*Objective:* Work through the listing below and count the lines that hold "Правила". Answer with the number alone.

------------------------------------

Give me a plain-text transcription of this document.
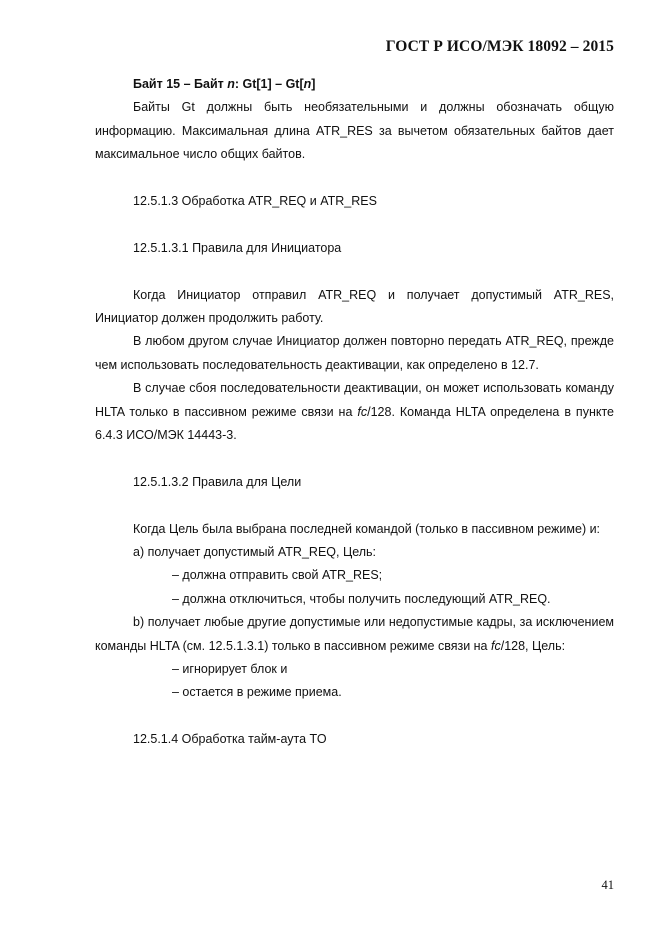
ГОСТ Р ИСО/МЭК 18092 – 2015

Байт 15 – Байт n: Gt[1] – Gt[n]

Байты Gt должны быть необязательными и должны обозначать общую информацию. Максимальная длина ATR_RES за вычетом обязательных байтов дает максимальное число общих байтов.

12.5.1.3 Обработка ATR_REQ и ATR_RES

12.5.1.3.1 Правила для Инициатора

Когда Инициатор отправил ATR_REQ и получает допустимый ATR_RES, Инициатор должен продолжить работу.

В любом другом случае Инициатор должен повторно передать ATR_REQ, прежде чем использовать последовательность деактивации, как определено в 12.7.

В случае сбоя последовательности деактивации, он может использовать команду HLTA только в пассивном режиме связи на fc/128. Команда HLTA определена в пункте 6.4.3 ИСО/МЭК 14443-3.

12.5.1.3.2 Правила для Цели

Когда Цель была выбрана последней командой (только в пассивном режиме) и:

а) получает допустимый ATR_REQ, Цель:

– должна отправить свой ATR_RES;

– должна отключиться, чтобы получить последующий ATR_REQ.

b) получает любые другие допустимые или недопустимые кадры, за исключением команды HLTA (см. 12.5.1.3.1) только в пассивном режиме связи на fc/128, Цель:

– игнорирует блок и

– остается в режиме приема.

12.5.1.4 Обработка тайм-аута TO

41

------------------------------------

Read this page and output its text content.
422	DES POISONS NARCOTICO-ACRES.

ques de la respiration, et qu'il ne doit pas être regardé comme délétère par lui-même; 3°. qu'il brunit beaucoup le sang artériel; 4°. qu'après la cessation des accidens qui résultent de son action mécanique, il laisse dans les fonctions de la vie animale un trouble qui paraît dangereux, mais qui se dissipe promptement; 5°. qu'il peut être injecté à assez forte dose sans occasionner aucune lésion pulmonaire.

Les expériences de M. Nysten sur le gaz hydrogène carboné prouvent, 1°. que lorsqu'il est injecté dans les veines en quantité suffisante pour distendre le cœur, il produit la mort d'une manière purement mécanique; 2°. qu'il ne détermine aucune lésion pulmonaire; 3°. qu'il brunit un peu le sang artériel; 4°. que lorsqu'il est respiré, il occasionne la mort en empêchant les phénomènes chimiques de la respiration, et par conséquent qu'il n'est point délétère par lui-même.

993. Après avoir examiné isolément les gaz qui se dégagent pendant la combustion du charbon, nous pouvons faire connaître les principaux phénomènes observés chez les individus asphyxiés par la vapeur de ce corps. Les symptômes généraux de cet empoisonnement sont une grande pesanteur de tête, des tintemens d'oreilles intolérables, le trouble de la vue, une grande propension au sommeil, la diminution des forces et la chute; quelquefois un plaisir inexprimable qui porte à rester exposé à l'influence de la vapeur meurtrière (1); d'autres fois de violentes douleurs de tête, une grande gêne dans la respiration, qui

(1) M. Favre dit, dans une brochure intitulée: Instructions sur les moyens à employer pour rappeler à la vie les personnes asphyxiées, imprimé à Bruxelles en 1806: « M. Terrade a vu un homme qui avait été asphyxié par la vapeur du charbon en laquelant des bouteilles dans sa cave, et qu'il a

------------------------------------

*Written answer:* 2